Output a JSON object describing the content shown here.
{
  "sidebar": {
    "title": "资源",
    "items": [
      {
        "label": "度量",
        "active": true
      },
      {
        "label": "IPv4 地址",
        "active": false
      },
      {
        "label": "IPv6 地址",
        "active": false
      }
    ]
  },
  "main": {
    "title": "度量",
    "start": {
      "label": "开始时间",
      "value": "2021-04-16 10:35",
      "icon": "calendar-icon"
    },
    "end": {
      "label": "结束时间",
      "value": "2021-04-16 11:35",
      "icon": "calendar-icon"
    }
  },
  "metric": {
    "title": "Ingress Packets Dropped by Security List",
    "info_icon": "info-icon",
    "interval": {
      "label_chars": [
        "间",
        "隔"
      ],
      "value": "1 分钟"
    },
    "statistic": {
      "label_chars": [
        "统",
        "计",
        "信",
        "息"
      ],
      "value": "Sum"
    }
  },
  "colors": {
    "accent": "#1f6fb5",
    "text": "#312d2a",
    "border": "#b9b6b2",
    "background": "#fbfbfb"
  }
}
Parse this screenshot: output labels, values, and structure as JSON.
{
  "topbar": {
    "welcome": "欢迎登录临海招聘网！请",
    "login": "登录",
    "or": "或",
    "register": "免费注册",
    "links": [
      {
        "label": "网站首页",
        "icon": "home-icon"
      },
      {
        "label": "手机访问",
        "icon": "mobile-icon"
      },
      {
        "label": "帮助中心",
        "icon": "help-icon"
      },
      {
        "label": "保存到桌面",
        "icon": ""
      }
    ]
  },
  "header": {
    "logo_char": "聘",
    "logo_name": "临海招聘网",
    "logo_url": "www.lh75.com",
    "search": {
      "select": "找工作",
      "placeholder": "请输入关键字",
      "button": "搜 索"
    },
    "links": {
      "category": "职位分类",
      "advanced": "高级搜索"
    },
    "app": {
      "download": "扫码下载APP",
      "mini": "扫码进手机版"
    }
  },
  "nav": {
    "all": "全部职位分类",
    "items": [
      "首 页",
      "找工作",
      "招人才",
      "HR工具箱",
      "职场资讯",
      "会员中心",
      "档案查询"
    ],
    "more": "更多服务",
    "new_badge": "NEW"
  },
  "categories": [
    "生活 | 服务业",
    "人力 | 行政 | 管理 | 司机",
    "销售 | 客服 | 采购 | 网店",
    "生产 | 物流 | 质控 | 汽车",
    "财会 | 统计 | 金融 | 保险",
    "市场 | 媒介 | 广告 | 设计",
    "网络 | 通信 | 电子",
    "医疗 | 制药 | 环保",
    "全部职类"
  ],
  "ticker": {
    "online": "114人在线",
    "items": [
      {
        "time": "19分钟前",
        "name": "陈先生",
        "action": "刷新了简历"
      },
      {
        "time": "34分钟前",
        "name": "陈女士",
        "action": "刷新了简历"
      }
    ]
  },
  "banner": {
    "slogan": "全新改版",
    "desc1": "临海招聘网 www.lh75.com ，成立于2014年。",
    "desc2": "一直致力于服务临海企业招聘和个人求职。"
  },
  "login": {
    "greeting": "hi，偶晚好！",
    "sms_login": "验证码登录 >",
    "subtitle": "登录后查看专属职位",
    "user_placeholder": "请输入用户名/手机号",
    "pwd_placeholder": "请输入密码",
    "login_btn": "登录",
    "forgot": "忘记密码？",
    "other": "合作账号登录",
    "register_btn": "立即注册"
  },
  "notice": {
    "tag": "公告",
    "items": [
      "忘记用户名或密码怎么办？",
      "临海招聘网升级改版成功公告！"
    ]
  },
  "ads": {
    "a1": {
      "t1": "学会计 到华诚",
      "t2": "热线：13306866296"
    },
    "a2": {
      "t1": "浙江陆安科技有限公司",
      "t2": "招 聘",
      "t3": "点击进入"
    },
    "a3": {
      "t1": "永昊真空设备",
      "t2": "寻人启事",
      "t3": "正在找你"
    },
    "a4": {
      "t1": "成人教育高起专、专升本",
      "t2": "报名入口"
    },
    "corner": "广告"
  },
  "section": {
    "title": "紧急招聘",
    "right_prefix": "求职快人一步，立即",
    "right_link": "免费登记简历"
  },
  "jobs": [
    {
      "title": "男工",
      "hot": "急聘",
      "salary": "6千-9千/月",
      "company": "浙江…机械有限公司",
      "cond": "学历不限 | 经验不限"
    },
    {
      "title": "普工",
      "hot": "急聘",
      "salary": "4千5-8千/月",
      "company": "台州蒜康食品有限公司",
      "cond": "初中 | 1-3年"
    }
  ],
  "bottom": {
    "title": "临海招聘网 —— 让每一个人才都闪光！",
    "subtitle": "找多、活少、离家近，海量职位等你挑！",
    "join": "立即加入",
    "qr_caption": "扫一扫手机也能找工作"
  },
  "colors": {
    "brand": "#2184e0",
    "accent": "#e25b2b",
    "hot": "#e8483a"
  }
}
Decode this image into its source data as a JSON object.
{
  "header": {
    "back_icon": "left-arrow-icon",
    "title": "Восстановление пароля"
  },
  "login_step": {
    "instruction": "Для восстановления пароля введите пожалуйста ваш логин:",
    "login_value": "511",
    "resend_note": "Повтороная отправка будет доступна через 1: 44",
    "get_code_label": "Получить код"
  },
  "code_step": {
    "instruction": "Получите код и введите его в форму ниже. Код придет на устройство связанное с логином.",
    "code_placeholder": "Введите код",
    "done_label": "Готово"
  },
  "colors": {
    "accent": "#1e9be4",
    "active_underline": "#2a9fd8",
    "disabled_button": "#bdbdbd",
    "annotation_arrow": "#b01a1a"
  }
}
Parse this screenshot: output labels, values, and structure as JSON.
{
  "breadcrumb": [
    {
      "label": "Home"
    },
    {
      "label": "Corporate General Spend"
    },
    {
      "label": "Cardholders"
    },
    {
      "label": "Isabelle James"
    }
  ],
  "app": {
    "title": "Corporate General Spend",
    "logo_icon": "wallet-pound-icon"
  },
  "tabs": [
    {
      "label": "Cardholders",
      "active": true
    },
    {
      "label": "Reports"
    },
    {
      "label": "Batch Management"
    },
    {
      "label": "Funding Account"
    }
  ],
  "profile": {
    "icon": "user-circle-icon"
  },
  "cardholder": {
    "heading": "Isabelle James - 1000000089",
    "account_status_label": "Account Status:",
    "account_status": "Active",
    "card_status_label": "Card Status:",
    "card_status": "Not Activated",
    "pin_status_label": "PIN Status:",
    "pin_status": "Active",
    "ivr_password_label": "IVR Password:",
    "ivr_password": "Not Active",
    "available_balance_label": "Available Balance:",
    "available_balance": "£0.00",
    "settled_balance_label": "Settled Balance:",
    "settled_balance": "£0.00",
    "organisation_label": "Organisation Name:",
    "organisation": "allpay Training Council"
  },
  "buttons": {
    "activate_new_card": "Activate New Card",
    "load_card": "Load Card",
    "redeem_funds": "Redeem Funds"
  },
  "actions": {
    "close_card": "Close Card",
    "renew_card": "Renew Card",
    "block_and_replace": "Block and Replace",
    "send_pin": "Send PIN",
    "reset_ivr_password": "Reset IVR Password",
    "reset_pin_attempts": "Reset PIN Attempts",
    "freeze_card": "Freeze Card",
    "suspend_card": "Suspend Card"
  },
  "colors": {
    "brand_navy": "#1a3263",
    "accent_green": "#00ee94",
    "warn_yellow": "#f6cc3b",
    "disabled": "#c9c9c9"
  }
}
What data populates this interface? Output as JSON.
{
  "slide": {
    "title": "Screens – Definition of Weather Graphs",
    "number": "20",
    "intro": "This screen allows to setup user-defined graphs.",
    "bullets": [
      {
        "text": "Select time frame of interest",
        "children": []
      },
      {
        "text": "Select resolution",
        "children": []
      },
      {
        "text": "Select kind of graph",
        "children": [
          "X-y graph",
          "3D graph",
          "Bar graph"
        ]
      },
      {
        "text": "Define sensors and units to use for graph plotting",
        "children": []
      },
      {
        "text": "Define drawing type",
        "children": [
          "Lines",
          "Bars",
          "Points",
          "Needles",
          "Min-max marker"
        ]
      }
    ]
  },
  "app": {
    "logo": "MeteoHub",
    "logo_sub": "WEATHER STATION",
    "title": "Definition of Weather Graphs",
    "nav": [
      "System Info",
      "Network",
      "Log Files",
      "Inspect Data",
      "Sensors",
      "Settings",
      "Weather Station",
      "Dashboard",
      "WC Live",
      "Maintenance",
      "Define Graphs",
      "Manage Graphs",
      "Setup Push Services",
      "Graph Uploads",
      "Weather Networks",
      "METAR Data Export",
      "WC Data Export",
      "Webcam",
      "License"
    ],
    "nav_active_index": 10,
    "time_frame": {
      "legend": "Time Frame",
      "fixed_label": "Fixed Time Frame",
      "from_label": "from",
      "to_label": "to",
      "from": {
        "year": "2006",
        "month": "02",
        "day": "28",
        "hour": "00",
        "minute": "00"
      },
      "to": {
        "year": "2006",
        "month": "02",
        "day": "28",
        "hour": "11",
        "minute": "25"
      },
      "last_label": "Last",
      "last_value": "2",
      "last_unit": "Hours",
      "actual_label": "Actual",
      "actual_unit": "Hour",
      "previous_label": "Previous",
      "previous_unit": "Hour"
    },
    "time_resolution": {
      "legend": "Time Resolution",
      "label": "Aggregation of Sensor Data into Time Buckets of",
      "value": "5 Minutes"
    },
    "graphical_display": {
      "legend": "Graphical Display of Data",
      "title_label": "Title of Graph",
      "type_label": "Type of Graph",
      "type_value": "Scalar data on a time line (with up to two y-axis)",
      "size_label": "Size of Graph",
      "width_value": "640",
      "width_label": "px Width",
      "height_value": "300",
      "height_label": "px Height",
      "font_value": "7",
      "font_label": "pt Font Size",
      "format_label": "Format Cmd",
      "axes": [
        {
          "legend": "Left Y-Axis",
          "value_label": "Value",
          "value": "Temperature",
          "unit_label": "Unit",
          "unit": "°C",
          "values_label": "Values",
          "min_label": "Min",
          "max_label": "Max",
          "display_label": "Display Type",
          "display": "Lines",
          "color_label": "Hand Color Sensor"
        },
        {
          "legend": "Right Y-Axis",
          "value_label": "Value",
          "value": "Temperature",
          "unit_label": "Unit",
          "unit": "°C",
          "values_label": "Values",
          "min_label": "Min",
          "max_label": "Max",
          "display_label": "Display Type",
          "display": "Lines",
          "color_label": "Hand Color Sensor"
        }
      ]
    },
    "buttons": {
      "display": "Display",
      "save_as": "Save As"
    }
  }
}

• [EXERCISE DESCRIPTION]
Take every line from the data that contains the word "text".

• [EXERCISE RESPONSE]
    "text": "#312d2a",
        "text": "Select time frame of interest",
        "text": "Select resolution",
        "text": "Select kind of graph",
        "text": "Define sensors and units to use for graph plotting",
        "text": "Define drawing type",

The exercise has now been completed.